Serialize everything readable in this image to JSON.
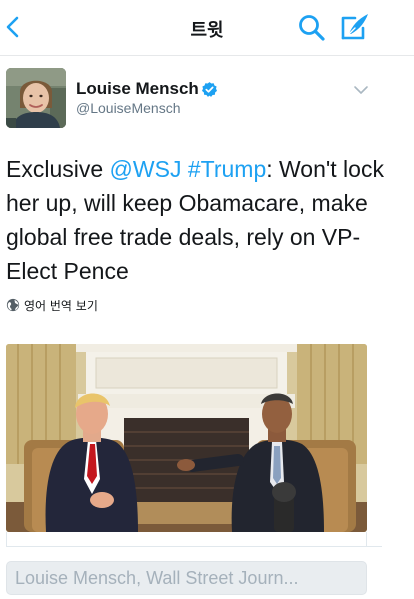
{
  "navbar": {
    "title": "트윗",
    "back_icon": "chevron-left-icon",
    "search_icon": "search-icon",
    "compose_icon": "compose-icon",
    "accent_color": "#1da1f2"
  },
  "tweet": {
    "author": {
      "name": "Louise Mensch",
      "handle": "@LouiseMensch",
      "verified": true
    },
    "text": {
      "lead": "Exclusive ",
      "mention": "@WSJ",
      "space": " ",
      "hashtag": "#Trump",
      "rest": ": Won't lock her up, will keep Obamacare, make global free trade deals, rely on VP-Elect Pence"
    },
    "translate_label": "영어 번역 보기",
    "media": {
      "alt": "Photo of two men seated in armchairs in front of a fireplace"
    }
  },
  "reply": {
    "placeholder": "Louise Mensch, Wall Street Journ..."
  }
}
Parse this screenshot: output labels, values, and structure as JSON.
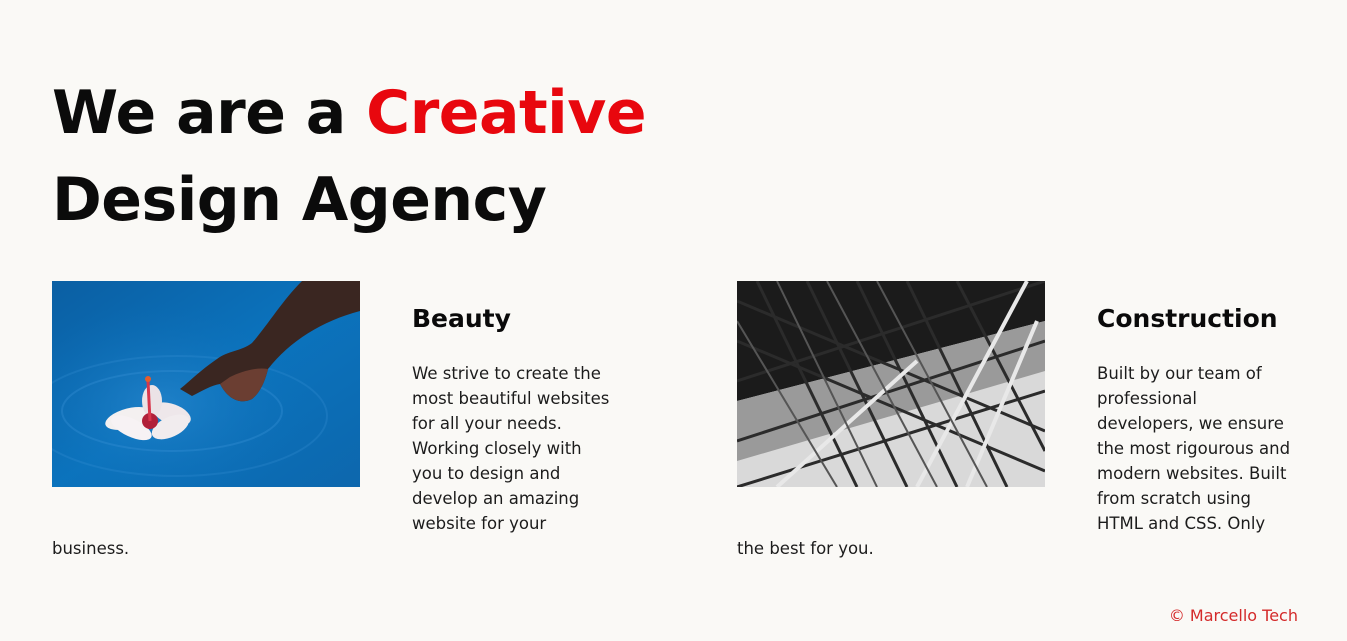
{
  "hero": {
    "line1_prefix": "We are a ",
    "line1_accent": "Creative",
    "line2": "Design Agency"
  },
  "cards": [
    {
      "title": "Beauty",
      "text": "We strive to create the most beautiful websites for all your needs. Working closely with you to design and develop an amazing website for your business.",
      "image_icon": "hand-flower-water-photo"
    },
    {
      "title": "Construction",
      "text": "Built by our team of professional developers, we ensure the most rigourous and modern websites. Built from scratch using HTML and CSS. Only the best for you.",
      "image_icon": "steel-structure-photo"
    }
  ],
  "footer": {
    "copyright": "© Marcello Tech"
  },
  "colors": {
    "accent": "#e8070e",
    "background": "#faf9f6",
    "footer_text": "#d42a2a"
  }
}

- Exercise directions -
Your task is to copy the entries in full and exactly, without any images.

- Solution to this exercise -
Serialize everything readable in this image to JSON.
{
  "navbar": {
    "title": "트윗",
    "back_icon": "chevron-left-icon",
    "search_icon": "search-icon",
    "compose_icon": "compose-icon",
    "accent_color": "#1da1f2"
  },
  "tweet": {
    "author": {
      "name": "Louise Mensch",
      "handle": "@LouiseMensch",
      "verified": true
    },
    "text": {
      "lead": "Exclusive ",
      "mention": "@WSJ",
      "space": " ",
      "hashtag": "#Trump",
      "rest": ": Won't lock her up, will keep Obamacare, make global free trade deals, rely on VP-Elect Pence"
    },
    "translate_label": "영어 번역 보기",
    "media": {
      "alt": "Photo of two men seated in armchairs in front of a fireplace"
    }
  },
  "reply": {
    "placeholder": "Louise Mensch, Wall Street Journ..."
  }
}
Parse this screenshot: output labels, values, and structure as JSON.
{
  "hero": {
    "line1_prefix": "We are a ",
    "line1_accent": "Creative",
    "line2": "Design Agency"
  },
  "cards": [
    {
      "title": "Beauty",
      "text": "We strive to create the most beautiful websites for all your needs. Working closely with you to design and develop an amazing website for your business.",
      "image_icon": "hand-flower-water-photo"
    },
    {
      "title": "Construction",
      "text": "Built by our team of professional developers, we ensure the most rigourous and modern websites. Built from scratch using HTML and CSS. Only the best for you.",
      "image_icon": "steel-structure-photo"
    }
  ],
  "footer": {
    "copyright": "© Marcello Tech"
  },
  "colors": {
    "accent": "#e8070e",
    "background": "#faf9f6",
    "footer_text": "#d42a2a"
  }
}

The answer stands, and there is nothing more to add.